Copy out each line below that has the word "photo" in it.

## Data for the task
==============================

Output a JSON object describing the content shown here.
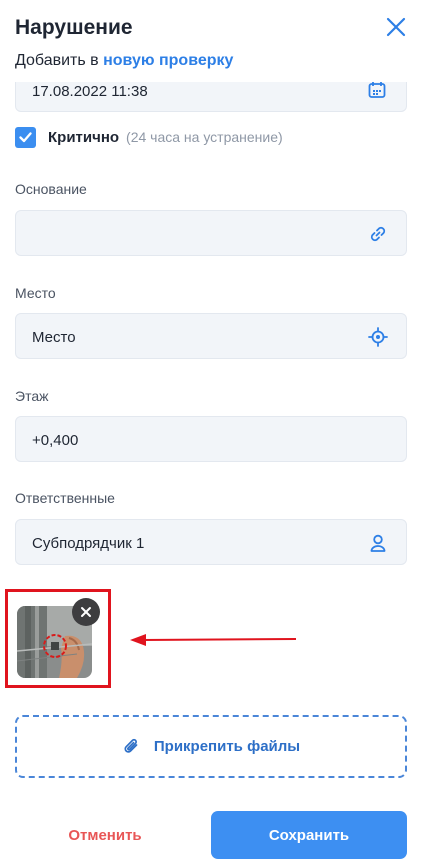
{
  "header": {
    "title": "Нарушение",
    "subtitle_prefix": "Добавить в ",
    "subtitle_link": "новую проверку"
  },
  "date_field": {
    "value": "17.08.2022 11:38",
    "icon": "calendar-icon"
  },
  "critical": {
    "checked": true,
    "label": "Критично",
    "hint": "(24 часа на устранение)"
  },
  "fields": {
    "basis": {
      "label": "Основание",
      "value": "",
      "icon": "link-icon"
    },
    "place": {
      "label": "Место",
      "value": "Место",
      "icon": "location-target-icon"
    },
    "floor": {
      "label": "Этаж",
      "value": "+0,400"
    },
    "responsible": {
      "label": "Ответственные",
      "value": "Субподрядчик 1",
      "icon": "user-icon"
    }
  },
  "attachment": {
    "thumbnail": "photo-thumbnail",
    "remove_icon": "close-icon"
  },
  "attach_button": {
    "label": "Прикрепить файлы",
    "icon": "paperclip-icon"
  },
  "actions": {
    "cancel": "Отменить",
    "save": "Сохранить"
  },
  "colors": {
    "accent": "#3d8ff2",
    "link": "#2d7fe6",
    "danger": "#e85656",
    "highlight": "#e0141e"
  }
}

==============================

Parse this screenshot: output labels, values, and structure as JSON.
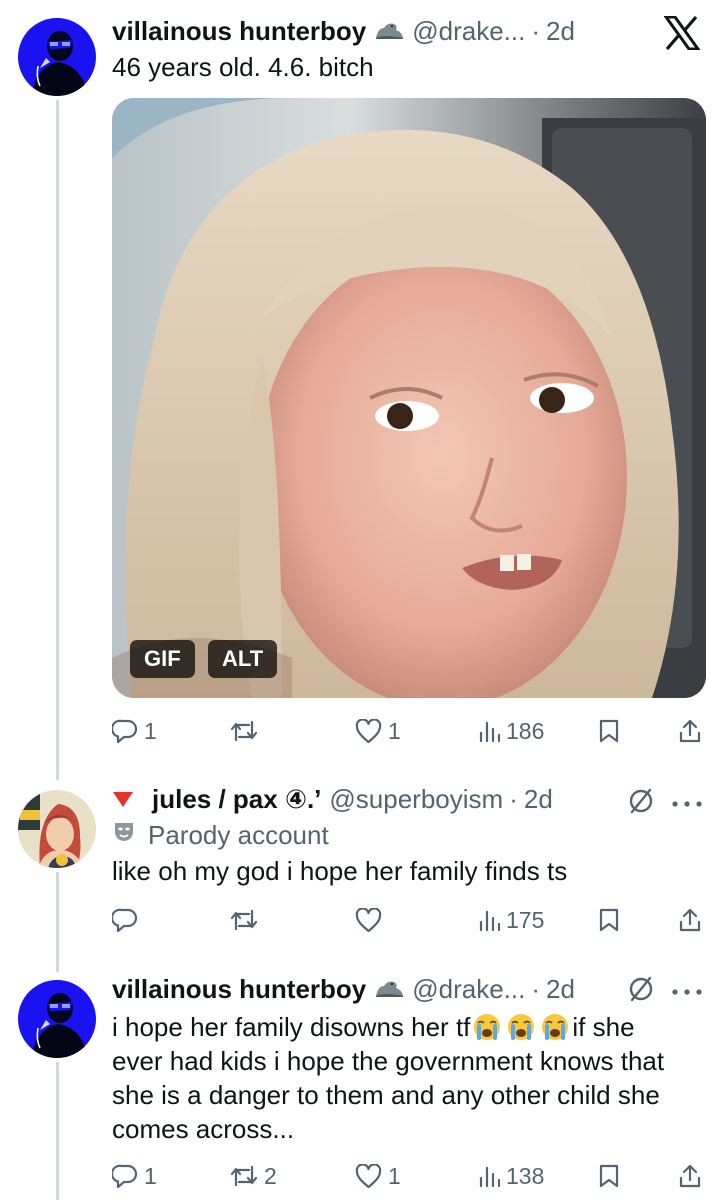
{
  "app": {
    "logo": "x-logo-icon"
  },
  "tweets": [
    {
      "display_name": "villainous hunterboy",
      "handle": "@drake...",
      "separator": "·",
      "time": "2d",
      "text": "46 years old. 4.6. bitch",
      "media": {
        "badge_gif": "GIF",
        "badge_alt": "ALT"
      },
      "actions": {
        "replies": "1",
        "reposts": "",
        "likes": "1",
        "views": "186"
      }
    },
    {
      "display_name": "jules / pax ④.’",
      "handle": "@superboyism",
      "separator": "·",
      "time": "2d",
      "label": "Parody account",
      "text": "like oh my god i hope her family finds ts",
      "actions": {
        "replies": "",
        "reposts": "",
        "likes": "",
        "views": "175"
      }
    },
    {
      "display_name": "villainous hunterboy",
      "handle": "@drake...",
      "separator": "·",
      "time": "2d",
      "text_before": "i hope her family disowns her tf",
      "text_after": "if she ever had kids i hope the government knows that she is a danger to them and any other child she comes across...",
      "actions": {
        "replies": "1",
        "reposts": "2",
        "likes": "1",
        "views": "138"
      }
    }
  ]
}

==============================

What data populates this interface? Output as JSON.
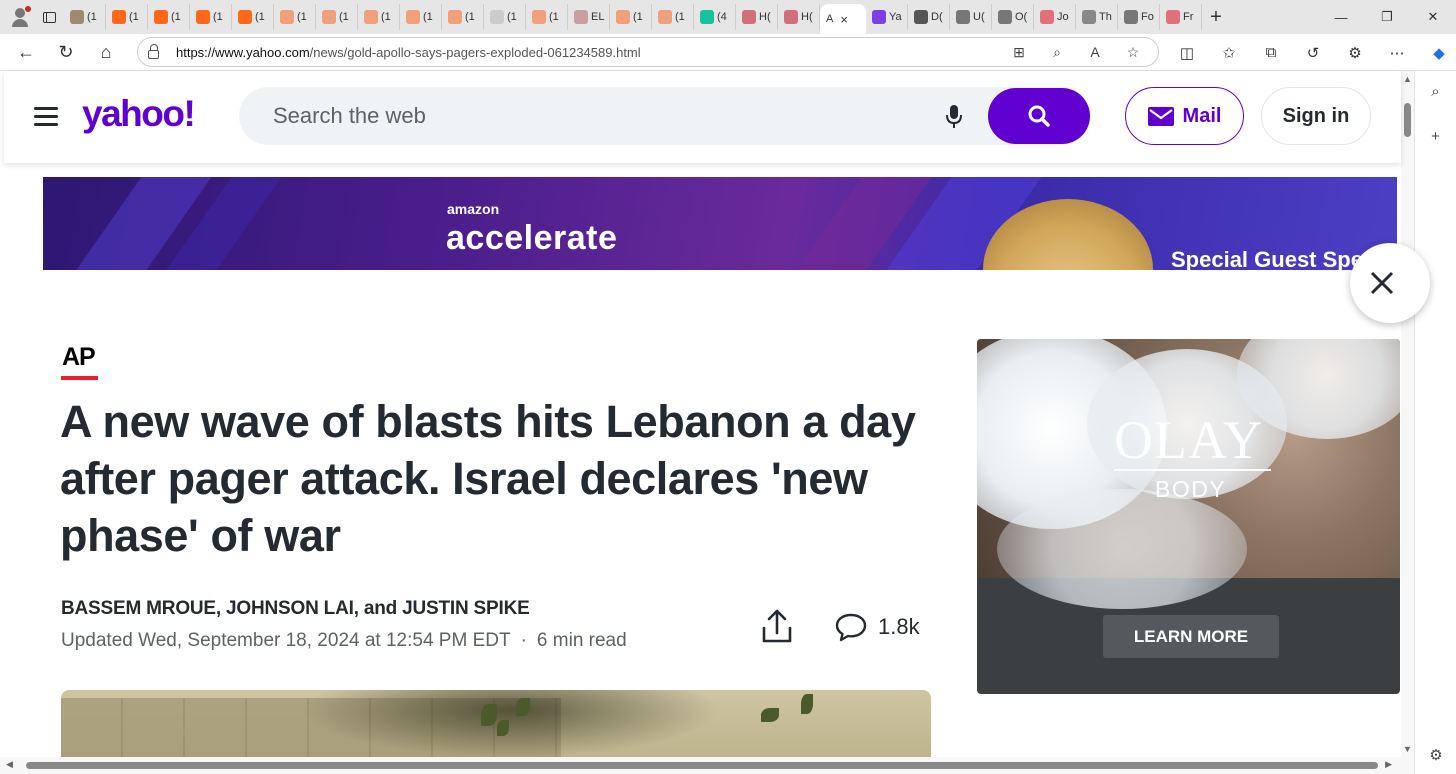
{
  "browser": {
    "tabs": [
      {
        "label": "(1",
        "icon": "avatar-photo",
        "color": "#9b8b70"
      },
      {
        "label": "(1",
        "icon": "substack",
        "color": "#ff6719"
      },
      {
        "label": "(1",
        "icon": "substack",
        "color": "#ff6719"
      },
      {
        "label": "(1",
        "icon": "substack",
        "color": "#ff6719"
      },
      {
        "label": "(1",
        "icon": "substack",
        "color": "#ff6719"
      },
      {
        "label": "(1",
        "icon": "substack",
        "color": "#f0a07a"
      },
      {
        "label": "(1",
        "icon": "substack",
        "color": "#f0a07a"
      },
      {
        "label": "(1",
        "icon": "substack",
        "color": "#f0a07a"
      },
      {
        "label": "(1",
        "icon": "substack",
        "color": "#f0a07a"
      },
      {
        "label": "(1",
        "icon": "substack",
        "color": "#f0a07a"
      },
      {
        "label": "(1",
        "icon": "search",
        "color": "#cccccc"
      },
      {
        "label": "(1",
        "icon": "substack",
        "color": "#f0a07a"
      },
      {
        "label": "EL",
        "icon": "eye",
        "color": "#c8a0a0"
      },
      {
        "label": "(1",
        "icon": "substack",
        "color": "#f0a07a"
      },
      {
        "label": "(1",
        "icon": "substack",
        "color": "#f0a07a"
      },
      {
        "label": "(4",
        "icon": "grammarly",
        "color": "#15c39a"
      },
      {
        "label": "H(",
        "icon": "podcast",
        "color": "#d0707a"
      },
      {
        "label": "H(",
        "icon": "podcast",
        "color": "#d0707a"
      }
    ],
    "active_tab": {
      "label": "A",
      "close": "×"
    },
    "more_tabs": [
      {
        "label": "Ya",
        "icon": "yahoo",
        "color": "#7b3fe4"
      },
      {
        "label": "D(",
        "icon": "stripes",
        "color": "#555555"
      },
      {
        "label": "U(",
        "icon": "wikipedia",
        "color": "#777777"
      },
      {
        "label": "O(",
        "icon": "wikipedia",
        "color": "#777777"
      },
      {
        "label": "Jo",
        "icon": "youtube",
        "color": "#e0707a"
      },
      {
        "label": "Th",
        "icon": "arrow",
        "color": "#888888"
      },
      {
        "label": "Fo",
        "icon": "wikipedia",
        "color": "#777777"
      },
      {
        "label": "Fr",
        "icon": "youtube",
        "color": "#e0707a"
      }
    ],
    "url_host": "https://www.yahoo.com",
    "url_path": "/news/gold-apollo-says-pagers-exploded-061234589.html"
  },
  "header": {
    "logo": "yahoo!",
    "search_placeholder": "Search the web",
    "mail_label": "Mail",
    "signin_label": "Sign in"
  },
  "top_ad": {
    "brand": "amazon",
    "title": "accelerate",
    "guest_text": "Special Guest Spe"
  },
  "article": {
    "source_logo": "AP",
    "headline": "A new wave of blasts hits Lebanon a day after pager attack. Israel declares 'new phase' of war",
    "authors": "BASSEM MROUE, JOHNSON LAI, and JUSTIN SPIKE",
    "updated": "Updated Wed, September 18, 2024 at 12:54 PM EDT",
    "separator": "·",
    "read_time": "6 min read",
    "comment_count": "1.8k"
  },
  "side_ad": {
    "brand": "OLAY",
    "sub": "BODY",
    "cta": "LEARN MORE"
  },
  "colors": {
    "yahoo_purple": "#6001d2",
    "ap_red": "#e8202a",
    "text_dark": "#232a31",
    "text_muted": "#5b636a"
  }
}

==============================

## Correct output
    "thumbnail": "photo-thumbnail",
        "icon": "avatar-photo",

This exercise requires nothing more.